# [STATED EXERCISE]
Copy each line where the word "медико" occurs.

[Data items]
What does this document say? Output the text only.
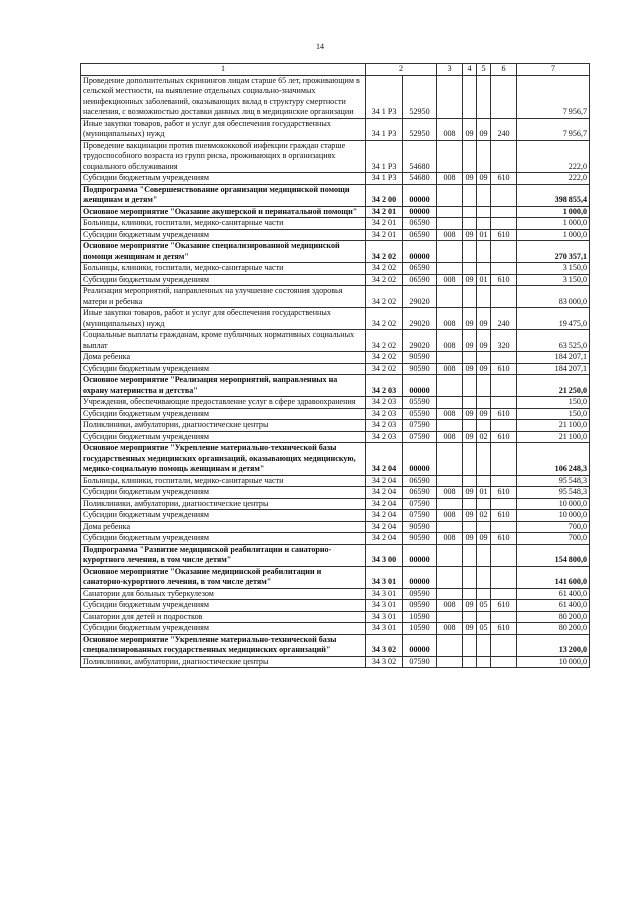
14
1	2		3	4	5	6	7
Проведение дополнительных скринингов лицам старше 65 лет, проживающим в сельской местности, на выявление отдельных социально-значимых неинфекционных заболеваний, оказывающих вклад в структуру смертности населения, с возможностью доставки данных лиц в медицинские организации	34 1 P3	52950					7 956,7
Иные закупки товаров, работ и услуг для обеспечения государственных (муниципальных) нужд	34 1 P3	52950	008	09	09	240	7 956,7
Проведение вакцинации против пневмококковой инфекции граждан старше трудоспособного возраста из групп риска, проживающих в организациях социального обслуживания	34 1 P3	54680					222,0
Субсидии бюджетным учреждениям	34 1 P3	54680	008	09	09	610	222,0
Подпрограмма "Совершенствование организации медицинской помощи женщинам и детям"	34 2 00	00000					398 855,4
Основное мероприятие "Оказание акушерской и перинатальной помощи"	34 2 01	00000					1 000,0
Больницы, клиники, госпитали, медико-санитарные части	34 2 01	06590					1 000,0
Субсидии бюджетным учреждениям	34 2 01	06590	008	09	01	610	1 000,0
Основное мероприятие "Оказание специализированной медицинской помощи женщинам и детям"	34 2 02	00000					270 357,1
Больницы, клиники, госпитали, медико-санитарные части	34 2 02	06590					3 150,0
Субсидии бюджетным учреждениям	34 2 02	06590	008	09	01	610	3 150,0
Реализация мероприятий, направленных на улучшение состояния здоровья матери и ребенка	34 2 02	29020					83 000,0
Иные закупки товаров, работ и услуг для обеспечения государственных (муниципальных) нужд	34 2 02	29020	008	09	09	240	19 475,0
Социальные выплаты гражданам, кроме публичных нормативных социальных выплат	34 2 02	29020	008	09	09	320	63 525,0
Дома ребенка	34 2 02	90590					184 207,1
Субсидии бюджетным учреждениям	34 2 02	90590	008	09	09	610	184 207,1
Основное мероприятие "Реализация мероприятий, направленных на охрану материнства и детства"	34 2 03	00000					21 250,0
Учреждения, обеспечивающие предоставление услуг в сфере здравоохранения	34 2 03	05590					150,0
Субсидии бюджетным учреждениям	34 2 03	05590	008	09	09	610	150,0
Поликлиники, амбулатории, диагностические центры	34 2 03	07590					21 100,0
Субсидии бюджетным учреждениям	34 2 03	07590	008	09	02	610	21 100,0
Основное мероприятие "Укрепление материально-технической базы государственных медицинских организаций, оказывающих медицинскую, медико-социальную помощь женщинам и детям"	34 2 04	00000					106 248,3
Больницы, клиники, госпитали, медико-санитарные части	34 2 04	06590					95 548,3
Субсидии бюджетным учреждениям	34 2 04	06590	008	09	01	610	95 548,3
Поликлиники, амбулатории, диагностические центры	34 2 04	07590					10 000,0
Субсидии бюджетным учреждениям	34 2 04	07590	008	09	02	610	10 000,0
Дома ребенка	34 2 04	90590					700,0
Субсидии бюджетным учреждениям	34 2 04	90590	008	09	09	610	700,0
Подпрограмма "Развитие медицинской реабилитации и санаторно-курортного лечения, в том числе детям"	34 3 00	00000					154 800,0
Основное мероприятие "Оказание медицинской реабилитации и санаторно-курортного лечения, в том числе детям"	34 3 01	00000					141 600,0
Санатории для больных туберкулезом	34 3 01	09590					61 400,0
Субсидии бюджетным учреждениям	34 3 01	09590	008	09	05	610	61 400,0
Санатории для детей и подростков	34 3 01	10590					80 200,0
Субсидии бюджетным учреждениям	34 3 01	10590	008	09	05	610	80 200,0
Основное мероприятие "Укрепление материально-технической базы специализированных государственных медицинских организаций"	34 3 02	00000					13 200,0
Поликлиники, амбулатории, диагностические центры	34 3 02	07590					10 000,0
--
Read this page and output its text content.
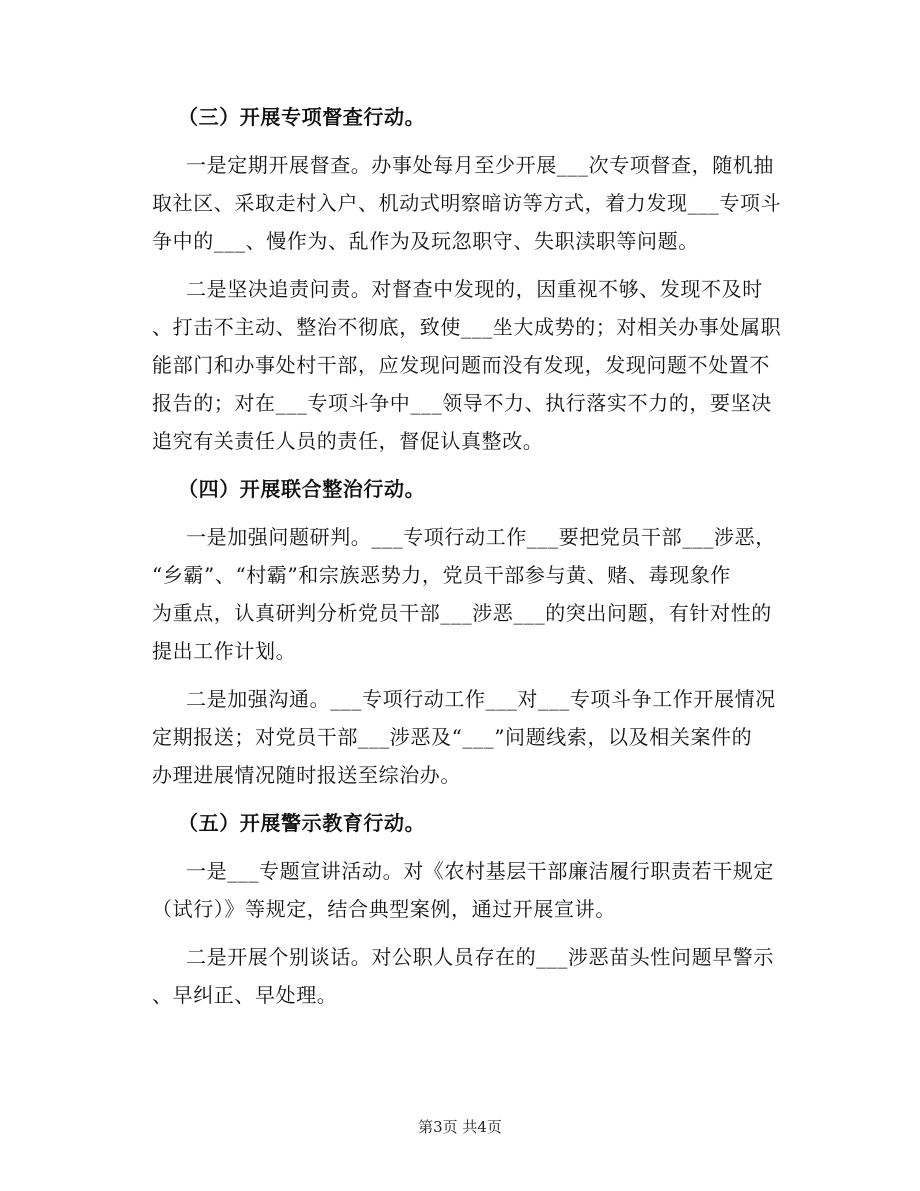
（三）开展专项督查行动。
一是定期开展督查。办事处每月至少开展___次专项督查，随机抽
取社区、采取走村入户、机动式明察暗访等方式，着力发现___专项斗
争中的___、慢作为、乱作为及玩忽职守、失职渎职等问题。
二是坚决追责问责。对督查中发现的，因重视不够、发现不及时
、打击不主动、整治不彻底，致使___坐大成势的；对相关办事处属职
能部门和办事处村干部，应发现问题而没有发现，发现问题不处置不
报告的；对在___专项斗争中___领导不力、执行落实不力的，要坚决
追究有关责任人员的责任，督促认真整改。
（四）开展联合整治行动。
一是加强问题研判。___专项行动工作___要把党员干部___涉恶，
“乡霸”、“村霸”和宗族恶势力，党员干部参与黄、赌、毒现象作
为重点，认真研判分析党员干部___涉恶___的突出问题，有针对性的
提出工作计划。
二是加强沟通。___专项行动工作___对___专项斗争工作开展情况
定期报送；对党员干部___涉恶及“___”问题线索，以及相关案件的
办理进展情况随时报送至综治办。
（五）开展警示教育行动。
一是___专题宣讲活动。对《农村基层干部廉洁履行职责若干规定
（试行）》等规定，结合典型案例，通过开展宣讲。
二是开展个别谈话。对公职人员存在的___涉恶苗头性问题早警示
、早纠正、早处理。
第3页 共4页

# [FULL ANSWER]
Больницы, клиники, госпитали, медико-санитарные части	34 2 01	06590					1 000,0
Больницы, клиники, госпитали, медико-санитарные части	34 2 02	06590					3 150,0
Основное мероприятие "Укрепление материально-технической базы государственных медицинских организаций, оказывающих медицинскую, медико-социальную помощь женщинам и детям"	34 2 04	00000					106 248,3
Больницы, клиники, госпитали, медико-санитарные части	34 2 04	06590					95 548,3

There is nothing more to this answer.